• _Stated task_
Give every line from the entries that contains "Amin".

• _Records supplied_
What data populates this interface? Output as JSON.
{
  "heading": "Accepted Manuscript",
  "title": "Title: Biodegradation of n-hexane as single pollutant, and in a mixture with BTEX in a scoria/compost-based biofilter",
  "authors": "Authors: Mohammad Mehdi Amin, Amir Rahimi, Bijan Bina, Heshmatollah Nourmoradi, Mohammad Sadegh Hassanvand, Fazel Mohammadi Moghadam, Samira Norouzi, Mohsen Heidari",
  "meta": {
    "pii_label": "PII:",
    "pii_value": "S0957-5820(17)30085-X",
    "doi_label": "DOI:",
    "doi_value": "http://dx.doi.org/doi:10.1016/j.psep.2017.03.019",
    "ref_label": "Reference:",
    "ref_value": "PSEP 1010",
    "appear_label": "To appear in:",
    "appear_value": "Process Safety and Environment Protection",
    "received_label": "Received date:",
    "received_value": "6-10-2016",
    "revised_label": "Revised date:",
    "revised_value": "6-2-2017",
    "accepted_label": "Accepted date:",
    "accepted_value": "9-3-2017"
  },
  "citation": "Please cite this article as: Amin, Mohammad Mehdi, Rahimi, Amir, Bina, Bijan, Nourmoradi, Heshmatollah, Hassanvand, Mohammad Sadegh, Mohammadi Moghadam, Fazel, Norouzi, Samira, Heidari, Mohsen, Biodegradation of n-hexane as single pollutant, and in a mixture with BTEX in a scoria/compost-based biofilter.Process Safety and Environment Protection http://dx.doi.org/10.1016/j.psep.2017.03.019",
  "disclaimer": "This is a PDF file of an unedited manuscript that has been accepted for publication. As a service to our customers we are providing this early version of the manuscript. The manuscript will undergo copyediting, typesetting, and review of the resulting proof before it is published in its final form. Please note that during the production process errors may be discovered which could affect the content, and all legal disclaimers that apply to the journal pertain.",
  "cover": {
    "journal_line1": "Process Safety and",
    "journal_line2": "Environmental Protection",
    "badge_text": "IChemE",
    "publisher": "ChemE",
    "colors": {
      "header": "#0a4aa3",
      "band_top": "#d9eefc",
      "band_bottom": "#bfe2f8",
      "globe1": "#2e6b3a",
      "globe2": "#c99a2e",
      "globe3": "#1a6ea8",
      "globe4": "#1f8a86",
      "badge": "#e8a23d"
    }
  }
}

• _Output for this task_
  "authors": "Authors: Mohammad Mehdi Amin, Amir Rahimi, Bijan Bina, Heshmatollah Nourmoradi, Mohammad Sadegh Hassanvand, Fazel Mohammadi Moghadam, Samira Norouzi, Mohsen Heidari",
  "citation": "Please cite this article as: Amin, Mohammad Mehdi, Rahimi, Amir, Bina, Bijan, Nourmoradi, Heshmatollah, Hassanvand, Mohammad Sadegh, Mohammadi Moghadam, Fazel, Norouzi, Samira, Heidari, Mohsen, Biodegradation of n-hexane as single pollutant, and in a mixture with BTEX in a scoria/compost-based biofilter.Process Safety and Environment Protection http://dx.doi.org/10.1016/j.psep.2017.03.019",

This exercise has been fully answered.